▸ IHRE AUFGABE
Setzen Sie den Konzertbericht über Twisted Sister im Anschluss an seinen letzten Satz fort.
═══ VORLIEGENDER TEXT ═══
Am Abend tritt ein rosafarbenes Monster auf den Plan. Es trägt eine megalomanische Mähne aus blonden Minipli-Löckchen und erklärt den Hamburger Heavy-Metal-Kids, daß sie „sick motherfucker“ seien, beruhigend einflechtend, daß das nichts damit zu tun habe, die eigene Mutter zu ficken (bei dieser Erklärung hält sich das Monster mit dem Alice-Cooper-Gesicht die Nase zu), und daß sie, die fünf Kranken auf der Bühne, „Twisted fucking Sister“ seien. Daß sie Boy George seinen Kopf in den Arsch stecken sollen. Daß sie Nena die Zähne austreten sollen. Daß die da unten, die Sick motherfucker, die wahren Pop-Stars Deutschland seien. Und man war fast geneigt, Twisted Sister zu glauben.

Nach wie vor gilt, daß kein Konzertpublikum auch nur annähernd so begeisterungsfähig ist wie das Heavy-Metal-Publikum. Und Twisted Sister spielen guten, schnellen Monster-Heavy. Die beiden Gitarristen, die sich mit Klebestreifen die Muskeln zusammenhielten, hatten passend zu ihren schwarz-gelben bzw. schwarz-roten Outfits gleichfarbige Gitarren mit kreisrunden OpArt-Mustern.
═══ ANGEZEIGTE EINTRÄGE ═══
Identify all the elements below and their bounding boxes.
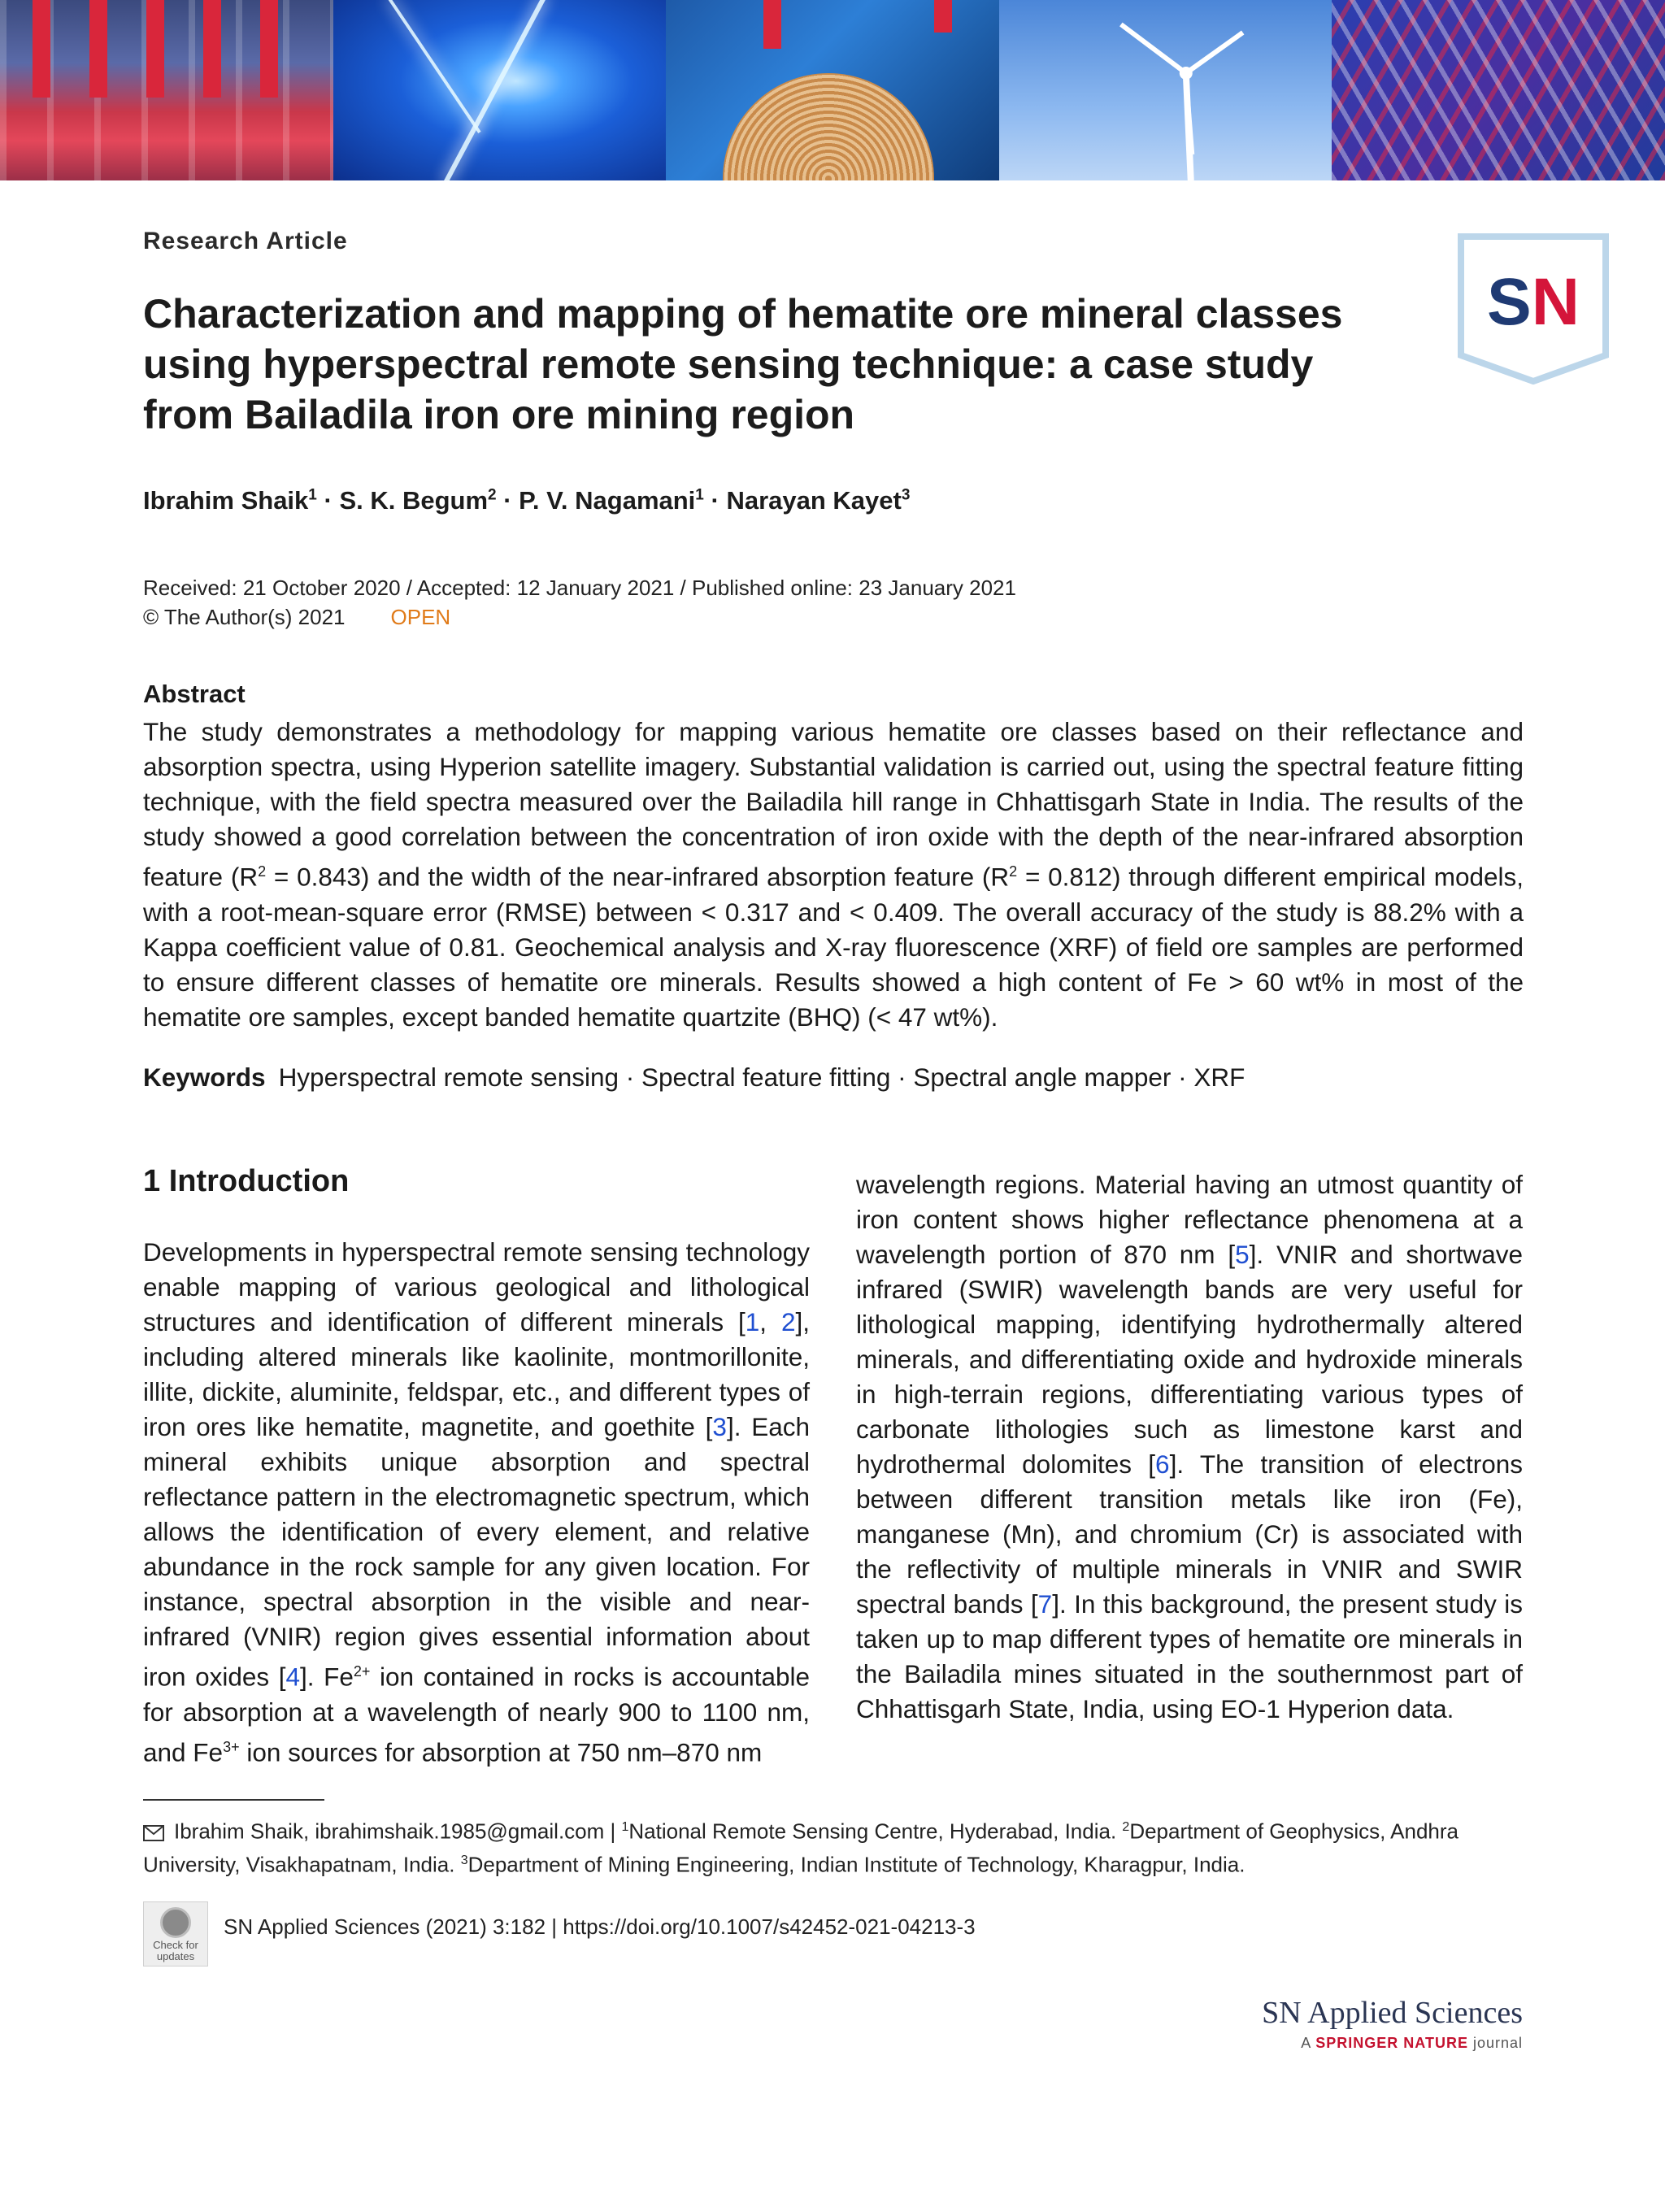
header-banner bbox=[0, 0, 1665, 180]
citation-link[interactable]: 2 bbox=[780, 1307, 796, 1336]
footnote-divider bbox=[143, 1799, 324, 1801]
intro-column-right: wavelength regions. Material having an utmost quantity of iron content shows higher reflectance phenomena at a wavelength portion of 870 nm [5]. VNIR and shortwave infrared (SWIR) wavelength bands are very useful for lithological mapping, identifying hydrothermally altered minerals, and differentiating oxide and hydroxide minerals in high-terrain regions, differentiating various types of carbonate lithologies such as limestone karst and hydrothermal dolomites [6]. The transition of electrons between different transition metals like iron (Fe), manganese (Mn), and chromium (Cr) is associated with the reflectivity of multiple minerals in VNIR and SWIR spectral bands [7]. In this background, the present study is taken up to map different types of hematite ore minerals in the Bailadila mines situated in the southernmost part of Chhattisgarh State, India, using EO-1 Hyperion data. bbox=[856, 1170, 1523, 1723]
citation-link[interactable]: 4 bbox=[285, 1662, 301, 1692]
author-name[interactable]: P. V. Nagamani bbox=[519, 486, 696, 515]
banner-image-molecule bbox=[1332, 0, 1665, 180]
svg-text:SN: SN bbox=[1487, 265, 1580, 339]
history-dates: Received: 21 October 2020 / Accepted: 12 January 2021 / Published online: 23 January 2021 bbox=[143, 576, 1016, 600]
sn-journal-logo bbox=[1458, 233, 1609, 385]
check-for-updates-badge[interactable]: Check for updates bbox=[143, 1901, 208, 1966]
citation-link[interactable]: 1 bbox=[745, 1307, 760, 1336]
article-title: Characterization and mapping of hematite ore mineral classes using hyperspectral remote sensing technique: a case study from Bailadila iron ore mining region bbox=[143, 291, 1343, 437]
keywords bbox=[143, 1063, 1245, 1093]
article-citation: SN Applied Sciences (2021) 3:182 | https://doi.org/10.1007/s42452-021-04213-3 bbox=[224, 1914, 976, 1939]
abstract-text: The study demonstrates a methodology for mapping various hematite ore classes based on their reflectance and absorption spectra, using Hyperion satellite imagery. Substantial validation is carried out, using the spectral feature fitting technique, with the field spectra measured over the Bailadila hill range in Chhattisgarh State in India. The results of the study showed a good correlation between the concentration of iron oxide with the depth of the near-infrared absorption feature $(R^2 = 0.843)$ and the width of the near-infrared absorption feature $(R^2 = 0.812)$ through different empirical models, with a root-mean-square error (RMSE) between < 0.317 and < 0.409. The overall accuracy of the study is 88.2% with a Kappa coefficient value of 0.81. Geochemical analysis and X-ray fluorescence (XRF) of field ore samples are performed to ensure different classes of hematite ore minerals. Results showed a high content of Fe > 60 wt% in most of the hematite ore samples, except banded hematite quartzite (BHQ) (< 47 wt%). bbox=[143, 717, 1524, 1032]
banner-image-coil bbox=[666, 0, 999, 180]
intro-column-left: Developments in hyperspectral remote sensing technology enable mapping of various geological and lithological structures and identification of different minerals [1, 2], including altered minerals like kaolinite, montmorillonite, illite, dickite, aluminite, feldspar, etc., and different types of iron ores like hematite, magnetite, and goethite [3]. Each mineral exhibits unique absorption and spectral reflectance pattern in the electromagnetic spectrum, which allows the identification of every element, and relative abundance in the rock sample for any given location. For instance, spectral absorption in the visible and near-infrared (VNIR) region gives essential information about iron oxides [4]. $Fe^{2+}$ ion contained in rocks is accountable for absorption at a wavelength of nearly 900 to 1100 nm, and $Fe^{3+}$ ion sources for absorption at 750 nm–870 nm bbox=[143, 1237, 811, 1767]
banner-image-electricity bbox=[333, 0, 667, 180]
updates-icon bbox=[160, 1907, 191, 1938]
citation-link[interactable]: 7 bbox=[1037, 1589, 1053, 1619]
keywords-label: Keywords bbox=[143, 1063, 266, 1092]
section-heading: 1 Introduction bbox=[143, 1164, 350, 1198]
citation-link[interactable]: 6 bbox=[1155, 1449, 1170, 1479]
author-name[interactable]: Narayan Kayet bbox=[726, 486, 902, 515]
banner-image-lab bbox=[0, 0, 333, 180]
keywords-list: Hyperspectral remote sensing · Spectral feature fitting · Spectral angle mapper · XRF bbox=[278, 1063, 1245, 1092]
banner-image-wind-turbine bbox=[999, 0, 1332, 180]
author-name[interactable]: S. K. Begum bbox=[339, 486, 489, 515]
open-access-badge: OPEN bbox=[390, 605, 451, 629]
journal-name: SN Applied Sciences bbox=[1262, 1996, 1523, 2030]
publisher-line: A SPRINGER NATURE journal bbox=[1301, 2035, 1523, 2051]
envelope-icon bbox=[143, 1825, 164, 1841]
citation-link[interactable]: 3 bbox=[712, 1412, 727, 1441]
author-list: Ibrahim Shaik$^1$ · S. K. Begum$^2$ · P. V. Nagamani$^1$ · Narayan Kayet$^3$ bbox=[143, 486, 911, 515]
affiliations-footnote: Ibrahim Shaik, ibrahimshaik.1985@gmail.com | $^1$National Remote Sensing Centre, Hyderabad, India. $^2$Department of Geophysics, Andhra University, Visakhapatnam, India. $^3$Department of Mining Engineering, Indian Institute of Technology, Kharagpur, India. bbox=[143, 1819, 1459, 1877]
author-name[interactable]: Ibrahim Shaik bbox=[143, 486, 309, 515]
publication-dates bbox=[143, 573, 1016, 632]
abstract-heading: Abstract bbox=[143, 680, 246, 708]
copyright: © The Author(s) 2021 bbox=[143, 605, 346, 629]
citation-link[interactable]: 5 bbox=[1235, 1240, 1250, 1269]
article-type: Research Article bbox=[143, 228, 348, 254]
═══
▸ ERWARTETE AUSGABE
Nachdem alles abgebaut war, die Sick motherfucker aber ausharrten, kamen sie zurück und spielten endlich: „We’re not gonna take it“ ihren neuen Hit. Die Smf hatten sie vorher hypnotisiert: „Geht Donnerstag in die Läden und kauft unsere neue Platte!“ – „Yeah!“ – „Wie heißt sie?“ – „Stay Hungry!“ – „Lauter!“ – „Stay Hungry!“ – „Ich kann euch nicht hören!“ – „STAY HUNGRY!“ – „Oh, ihr könnt euch noch erinnern?“ Und Sie?